Find all lines in the listing that include the word "Import", then copy them.

Dataset content:
============================================================

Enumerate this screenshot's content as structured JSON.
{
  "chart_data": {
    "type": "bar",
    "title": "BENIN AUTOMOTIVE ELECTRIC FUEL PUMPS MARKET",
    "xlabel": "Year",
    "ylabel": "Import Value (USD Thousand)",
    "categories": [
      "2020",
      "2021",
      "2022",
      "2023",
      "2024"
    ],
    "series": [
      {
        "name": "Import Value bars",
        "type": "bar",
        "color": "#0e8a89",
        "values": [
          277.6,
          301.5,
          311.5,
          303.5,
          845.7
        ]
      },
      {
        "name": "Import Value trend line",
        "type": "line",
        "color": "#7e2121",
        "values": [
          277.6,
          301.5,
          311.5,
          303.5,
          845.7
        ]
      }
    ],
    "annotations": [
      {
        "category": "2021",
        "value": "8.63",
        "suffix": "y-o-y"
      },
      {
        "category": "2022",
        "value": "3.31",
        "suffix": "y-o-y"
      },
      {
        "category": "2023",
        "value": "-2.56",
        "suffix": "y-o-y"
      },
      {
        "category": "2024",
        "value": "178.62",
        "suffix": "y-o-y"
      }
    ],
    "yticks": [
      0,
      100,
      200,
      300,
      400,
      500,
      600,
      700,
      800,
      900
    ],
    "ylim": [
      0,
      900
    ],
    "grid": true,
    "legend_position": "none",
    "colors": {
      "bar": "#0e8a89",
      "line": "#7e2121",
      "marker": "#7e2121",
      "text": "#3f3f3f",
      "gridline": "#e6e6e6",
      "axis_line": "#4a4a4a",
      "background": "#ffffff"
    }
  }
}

============================================================

Response to the exercise:
    "ylabel": "Import Value (USD Thousand)",
        "name": "Import Value bars",
        "name": "Import Value trend line",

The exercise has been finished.